__Stated goal__
From the entries below, please gather each line containing the string "this".

(Source records)
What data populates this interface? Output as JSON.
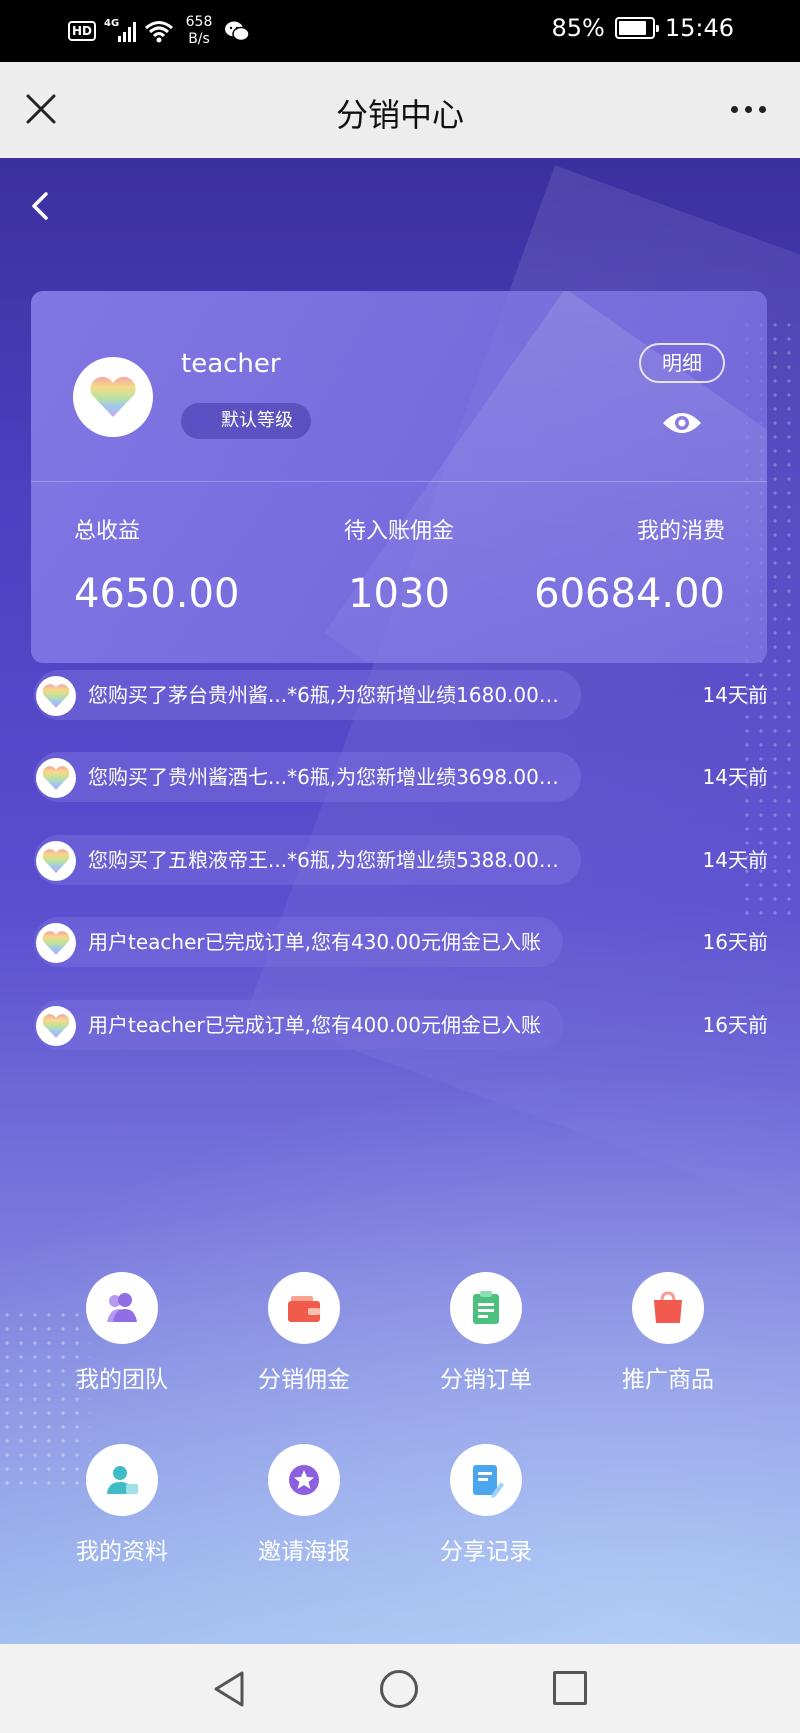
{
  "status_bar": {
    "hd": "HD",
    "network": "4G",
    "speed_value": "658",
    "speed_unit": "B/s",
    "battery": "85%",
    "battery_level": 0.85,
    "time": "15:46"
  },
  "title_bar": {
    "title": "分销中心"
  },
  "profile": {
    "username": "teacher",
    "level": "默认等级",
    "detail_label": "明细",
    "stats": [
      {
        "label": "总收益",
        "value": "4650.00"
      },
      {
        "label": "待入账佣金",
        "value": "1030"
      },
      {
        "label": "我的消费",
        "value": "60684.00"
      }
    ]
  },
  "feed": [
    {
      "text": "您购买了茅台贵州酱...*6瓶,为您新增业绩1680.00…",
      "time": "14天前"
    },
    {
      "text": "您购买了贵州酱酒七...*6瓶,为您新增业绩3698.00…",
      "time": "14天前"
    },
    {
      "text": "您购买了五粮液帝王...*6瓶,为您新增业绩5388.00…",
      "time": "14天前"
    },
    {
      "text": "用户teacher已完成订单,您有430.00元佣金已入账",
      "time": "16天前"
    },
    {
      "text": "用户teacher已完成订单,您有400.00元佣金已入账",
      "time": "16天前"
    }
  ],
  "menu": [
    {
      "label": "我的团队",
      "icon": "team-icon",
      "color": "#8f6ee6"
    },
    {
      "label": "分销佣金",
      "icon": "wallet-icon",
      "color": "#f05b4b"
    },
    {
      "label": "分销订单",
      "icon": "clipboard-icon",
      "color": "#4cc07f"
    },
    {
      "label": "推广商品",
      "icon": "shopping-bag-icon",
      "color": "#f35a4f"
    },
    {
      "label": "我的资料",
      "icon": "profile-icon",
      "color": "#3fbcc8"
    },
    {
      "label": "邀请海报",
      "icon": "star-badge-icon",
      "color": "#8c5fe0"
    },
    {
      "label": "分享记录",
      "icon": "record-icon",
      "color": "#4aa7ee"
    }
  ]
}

* * *

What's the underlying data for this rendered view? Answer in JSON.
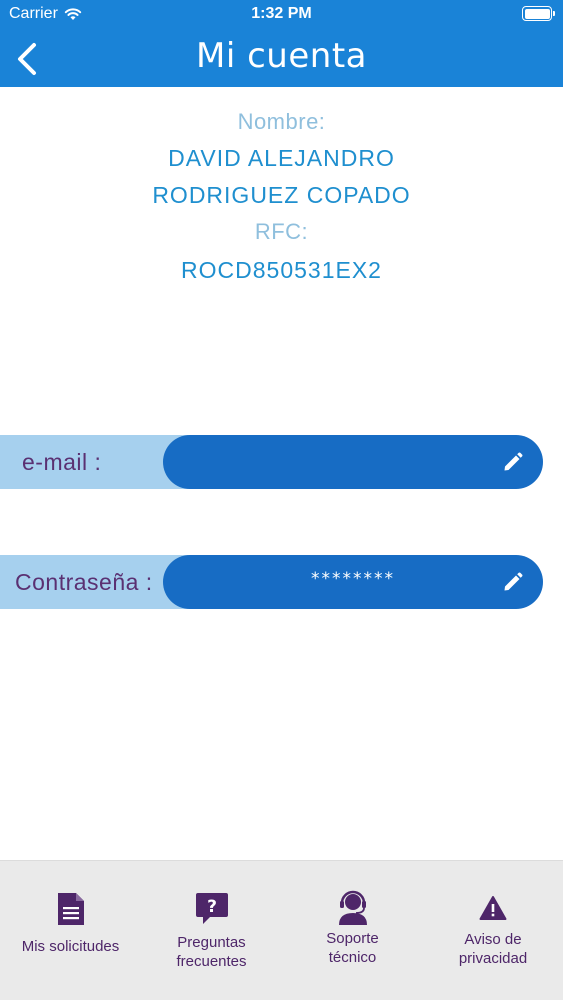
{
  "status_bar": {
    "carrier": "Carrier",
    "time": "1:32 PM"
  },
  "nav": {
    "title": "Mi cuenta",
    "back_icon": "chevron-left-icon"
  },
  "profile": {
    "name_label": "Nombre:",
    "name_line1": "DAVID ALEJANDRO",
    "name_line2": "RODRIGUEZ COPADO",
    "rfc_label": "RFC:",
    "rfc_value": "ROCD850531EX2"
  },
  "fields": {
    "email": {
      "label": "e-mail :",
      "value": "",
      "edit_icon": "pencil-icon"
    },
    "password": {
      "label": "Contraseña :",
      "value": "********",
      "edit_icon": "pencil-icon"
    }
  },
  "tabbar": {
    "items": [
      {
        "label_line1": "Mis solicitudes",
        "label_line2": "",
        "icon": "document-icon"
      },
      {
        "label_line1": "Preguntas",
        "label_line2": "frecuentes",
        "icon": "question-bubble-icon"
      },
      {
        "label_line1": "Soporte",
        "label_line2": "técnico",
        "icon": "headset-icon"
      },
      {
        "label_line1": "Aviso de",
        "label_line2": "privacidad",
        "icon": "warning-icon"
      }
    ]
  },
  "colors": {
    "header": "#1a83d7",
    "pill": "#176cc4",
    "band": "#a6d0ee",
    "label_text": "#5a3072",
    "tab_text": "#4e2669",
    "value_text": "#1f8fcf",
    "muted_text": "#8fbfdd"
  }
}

__Solution to the problem__
What data populates this interface? Output as JSON.
What's the underlying data for this rendered view? Answer in JSON.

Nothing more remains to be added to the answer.